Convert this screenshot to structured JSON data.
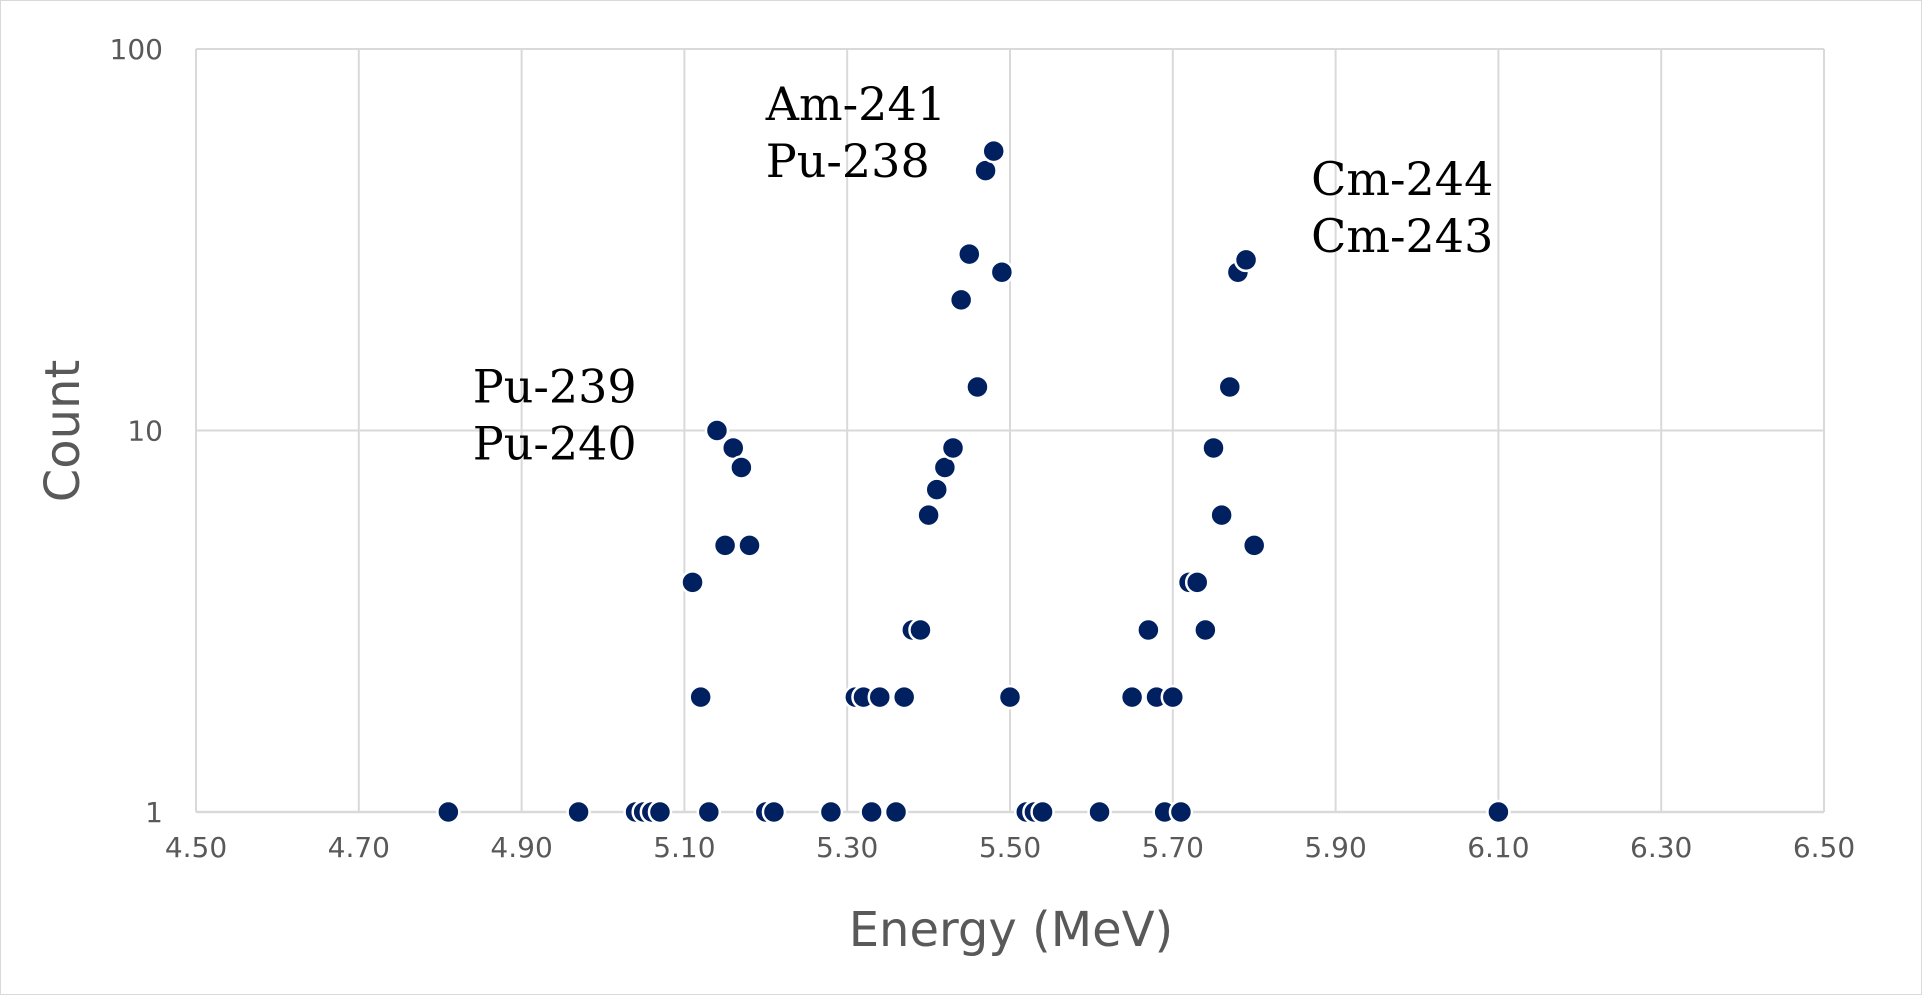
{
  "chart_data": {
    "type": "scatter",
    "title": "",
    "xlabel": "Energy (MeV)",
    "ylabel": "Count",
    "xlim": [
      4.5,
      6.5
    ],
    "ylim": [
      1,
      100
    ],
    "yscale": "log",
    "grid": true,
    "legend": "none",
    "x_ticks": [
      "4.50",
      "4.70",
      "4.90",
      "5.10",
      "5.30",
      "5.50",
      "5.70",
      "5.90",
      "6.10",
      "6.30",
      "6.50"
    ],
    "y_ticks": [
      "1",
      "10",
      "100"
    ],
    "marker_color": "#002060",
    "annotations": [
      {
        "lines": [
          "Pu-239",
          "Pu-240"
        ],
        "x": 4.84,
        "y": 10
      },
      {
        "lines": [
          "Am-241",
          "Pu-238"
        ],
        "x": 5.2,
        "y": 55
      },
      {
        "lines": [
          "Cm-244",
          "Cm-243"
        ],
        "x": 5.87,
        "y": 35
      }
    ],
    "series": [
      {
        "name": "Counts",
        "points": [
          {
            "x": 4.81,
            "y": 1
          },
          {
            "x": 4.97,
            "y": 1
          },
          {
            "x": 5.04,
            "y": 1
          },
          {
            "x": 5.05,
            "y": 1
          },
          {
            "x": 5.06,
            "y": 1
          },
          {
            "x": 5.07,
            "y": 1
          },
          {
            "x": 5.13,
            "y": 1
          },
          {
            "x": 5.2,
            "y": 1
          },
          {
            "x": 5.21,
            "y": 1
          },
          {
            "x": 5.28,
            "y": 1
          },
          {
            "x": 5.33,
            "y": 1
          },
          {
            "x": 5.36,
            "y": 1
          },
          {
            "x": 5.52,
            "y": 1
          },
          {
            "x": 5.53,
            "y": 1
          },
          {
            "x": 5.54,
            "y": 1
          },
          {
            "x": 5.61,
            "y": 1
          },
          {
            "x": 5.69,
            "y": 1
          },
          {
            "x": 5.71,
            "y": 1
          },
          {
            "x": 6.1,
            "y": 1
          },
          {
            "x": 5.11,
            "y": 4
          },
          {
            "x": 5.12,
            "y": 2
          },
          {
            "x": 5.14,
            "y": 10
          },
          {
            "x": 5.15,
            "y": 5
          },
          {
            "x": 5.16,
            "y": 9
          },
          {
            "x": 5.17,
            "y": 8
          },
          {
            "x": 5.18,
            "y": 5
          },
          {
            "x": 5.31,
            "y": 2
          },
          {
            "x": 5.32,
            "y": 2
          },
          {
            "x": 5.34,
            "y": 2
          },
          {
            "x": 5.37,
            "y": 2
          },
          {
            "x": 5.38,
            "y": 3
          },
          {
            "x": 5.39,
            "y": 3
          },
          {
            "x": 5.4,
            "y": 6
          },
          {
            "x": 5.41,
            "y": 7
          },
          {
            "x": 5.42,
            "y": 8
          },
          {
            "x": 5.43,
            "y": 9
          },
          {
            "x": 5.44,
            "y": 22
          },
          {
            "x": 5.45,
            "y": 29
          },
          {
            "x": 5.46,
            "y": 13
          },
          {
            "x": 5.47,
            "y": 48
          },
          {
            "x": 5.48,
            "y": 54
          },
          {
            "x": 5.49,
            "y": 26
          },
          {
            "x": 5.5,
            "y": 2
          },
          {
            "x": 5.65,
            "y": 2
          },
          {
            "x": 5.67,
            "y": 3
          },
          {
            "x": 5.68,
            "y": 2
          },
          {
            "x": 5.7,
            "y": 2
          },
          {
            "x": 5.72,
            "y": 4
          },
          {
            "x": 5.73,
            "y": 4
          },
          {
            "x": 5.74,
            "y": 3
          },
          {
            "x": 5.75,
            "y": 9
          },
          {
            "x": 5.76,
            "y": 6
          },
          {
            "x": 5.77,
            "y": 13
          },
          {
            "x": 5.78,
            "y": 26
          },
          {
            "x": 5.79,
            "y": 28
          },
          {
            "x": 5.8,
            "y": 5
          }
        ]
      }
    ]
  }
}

# [REQUIREMENT]
Write the records out once more, exactly as they appear, with no pictures.

# [SOLUTION TO THIS PROBLEM]
Convert this screenshot to structured JSON data.
{
  "chart_data": {
    "type": "scatter",
    "title": "",
    "xlabel": "Energy (MeV)",
    "ylabel": "Count",
    "xlim": [
      4.5,
      6.5
    ],
    "ylim": [
      1,
      100
    ],
    "yscale": "log",
    "grid": true,
    "legend": "none",
    "x_ticks": [
      "4.50",
      "4.70",
      "4.90",
      "5.10",
      "5.30",
      "5.50",
      "5.70",
      "5.90",
      "6.10",
      "6.30",
      "6.50"
    ],
    "y_ticks": [
      "1",
      "10",
      "100"
    ],
    "marker_color": "#002060",
    "annotations": [
      {
        "lines": [
          "Pu-239",
          "Pu-240"
        ],
        "x": 4.84,
        "y": 10
      },
      {
        "lines": [
          "Am-241",
          "Pu-238"
        ],
        "x": 5.2,
        "y": 55
      },
      {
        "lines": [
          "Cm-244",
          "Cm-243"
        ],
        "x": 5.87,
        "y": 35
      }
    ],
    "series": [
      {
        "name": "Counts",
        "points": [
          {
            "x": 4.81,
            "y": 1
          },
          {
            "x": 4.97,
            "y": 1
          },
          {
            "x": 5.04,
            "y": 1
          },
          {
            "x": 5.05,
            "y": 1
          },
          {
            "x": 5.06,
            "y": 1
          },
          {
            "x": 5.07,
            "y": 1
          },
          {
            "x": 5.13,
            "y": 1
          },
          {
            "x": 5.2,
            "y": 1
          },
          {
            "x": 5.21,
            "y": 1
          },
          {
            "x": 5.28,
            "y": 1
          },
          {
            "x": 5.33,
            "y": 1
          },
          {
            "x": 5.36,
            "y": 1
          },
          {
            "x": 5.52,
            "y": 1
          },
          {
            "x": 5.53,
            "y": 1
          },
          {
            "x": 5.54,
            "y": 1
          },
          {
            "x": 5.61,
            "y": 1
          },
          {
            "x": 5.69,
            "y": 1
          },
          {
            "x": 5.71,
            "y": 1
          },
          {
            "x": 6.1,
            "y": 1
          },
          {
            "x": 5.11,
            "y": 4
          },
          {
            "x": 5.12,
            "y": 2
          },
          {
            "x": 5.14,
            "y": 10
          },
          {
            "x": 5.15,
            "y": 5
          },
          {
            "x": 5.16,
            "y": 9
          },
          {
            "x": 5.17,
            "y": 8
          },
          {
            "x": 5.18,
            "y": 5
          },
          {
            "x": 5.31,
            "y": 2
          },
          {
            "x": 5.32,
            "y": 2
          },
          {
            "x": 5.34,
            "y": 2
          },
          {
            "x": 5.37,
            "y": 2
          },
          {
            "x": 5.38,
            "y": 3
          },
          {
            "x": 5.39,
            "y": 3
          },
          {
            "x": 5.4,
            "y": 6
          },
          {
            "x": 5.41,
            "y": 7
          },
          {
            "x": 5.42,
            "y": 8
          },
          {
            "x": 5.43,
            "y": 9
          },
          {
            "x": 5.44,
            "y": 22
          },
          {
            "x": 5.45,
            "y": 29
          },
          {
            "x": 5.46,
            "y": 13
          },
          {
            "x": 5.47,
            "y": 48
          },
          {
            "x": 5.48,
            "y": 54
          },
          {
            "x": 5.49,
            "y": 26
          },
          {
            "x": 5.5,
            "y": 2
          },
          {
            "x": 5.65,
            "y": 2
          },
          {
            "x": 5.67,
            "y": 3
          },
          {
            "x": 5.68,
            "y": 2
          },
          {
            "x": 5.7,
            "y": 2
          },
          {
            "x": 5.72,
            "y": 4
          },
          {
            "x": 5.73,
            "y": 4
          },
          {
            "x": 5.74,
            "y": 3
          },
          {
            "x": 5.75,
            "y": 9
          },
          {
            "x": 5.76,
            "y": 6
          },
          {
            "x": 5.77,
            "y": 13
          },
          {
            "x": 5.78,
            "y": 26
          },
          {
            "x": 5.79,
            "y": 28
          },
          {
            "x": 5.8,
            "y": 5
          }
        ]
      }
    ]
  }
}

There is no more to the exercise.